• SET EXERCISE
Give the entries back exactly, dropping each image.

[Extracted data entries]
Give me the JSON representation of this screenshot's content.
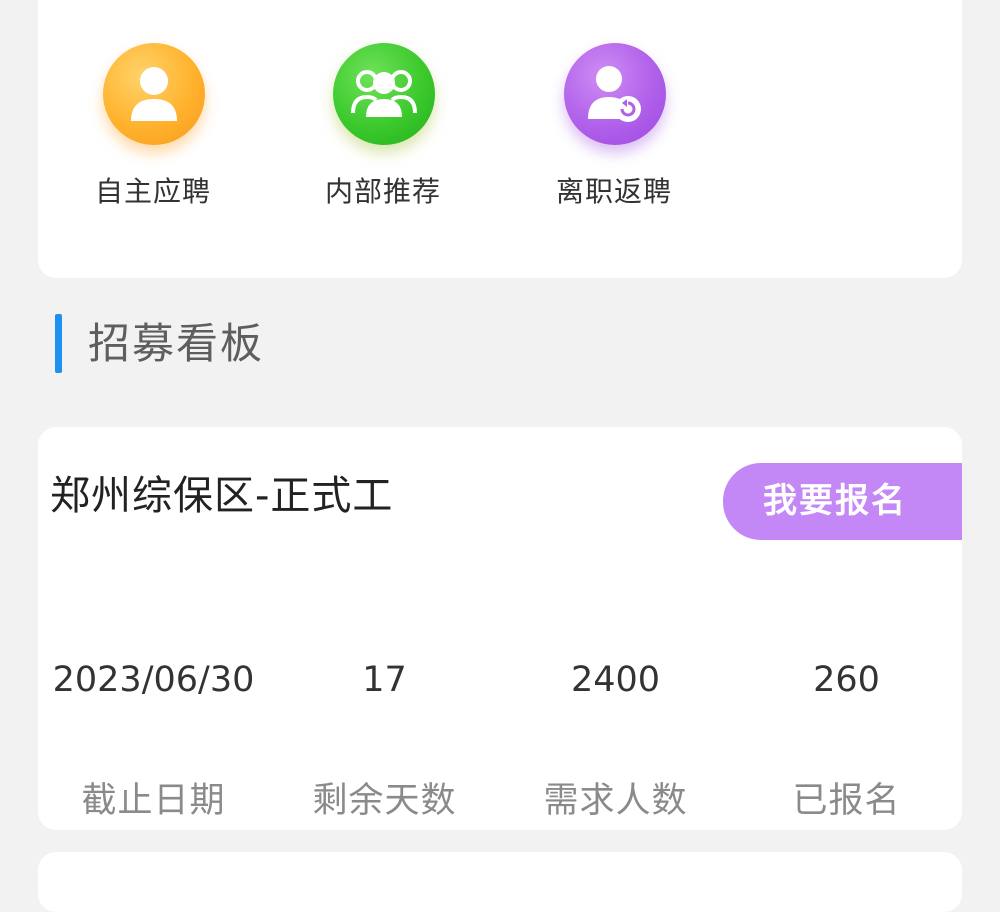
{
  "entries": [
    {
      "label": "自主应聘",
      "icon": "user-icon",
      "color": "#ffb22e"
    },
    {
      "label": "内部推荐",
      "icon": "group-icon",
      "color": "#3cc92c"
    },
    {
      "label": "离职返聘",
      "icon": "user-return-icon",
      "color": "#b060ea"
    }
  ],
  "section": {
    "title": "招募看板",
    "accent_color": "#1e90f0"
  },
  "job": {
    "title": "郑州综保区-正式工",
    "apply_label": "我要报名",
    "apply_color": "#c488f6",
    "stats": [
      {
        "value": "2023/06/30",
        "label": "截止日期"
      },
      {
        "value": "17",
        "label": "剩余天数"
      },
      {
        "value": "2400",
        "label": "需求人数"
      },
      {
        "value": "260",
        "label": "已报名"
      }
    ]
  }
}
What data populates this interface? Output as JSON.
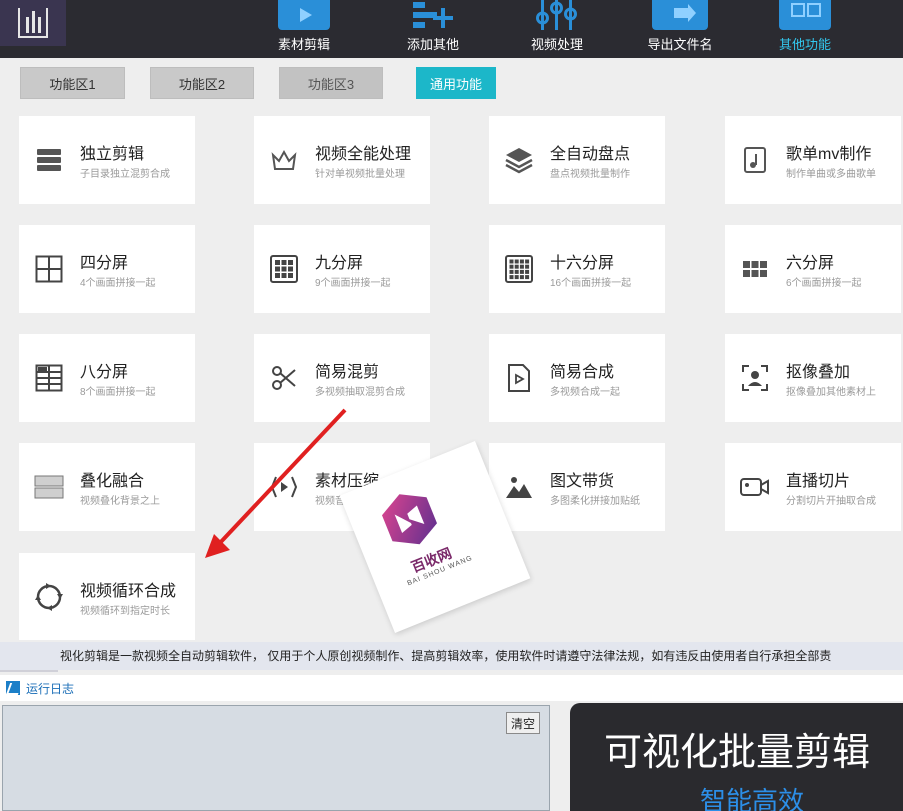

• EXERCISE RESULT
Give me the JSON representation of this screenshot's content.
{
  "entries": [
    {
      "label": "自主应聘",
      "icon": "user-icon",
      "color": "#ffb22e"
    },
    {
      "label": "内部推荐",
      "icon": "group-icon",
      "color": "#3cc92c"
    },
    {
      "label": "离职返聘",
      "icon": "user-return-icon",
      "color": "#b060ea"
    }
  ],
  "section": {
    "title": "招募看板",
    "accent_color": "#1e90f0"
  },
  "job": {
    "title": "郑州综保区-正式工",
    "apply_label": "我要报名",
    "apply_color": "#c488f6",
    "stats": [
      {
        "value": "2023/06/30",
        "label": "截止日期"
      },
      {
        "value": "17",
        "label": "剩余天数"
      },
      {
        "value": "2400",
        "label": "需求人数"
      },
      {
        "value": "260",
        "label": "已报名"
      }
    ]
  }
}
What data populates this interface? Output as JSON.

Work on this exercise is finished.